• Short exercise: From the entries below, copy every line where the string "this" appears.

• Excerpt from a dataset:
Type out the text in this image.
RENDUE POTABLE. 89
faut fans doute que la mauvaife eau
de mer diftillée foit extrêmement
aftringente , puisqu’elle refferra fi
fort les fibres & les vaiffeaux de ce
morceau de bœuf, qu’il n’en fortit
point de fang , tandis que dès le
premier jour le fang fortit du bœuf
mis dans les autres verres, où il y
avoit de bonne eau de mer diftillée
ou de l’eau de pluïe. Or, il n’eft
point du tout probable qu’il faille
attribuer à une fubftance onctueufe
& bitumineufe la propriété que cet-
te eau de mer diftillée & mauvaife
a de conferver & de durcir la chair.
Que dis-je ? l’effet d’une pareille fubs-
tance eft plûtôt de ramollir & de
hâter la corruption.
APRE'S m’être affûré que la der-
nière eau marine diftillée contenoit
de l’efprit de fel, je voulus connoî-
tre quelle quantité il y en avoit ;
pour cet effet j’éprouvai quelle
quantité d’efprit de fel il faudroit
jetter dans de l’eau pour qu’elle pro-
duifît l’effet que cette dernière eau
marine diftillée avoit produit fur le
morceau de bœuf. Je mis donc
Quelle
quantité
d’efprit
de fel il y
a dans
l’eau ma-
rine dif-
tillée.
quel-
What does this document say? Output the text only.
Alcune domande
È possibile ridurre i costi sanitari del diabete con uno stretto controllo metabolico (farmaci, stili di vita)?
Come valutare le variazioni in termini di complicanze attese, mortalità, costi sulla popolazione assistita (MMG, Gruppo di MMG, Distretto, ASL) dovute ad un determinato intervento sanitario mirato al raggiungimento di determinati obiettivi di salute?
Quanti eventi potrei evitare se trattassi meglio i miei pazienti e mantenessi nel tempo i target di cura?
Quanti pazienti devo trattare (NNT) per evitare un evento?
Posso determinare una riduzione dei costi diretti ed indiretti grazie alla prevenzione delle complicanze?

• Exercise solution:
Type out the text in this image.
What does this document say? Output the text only.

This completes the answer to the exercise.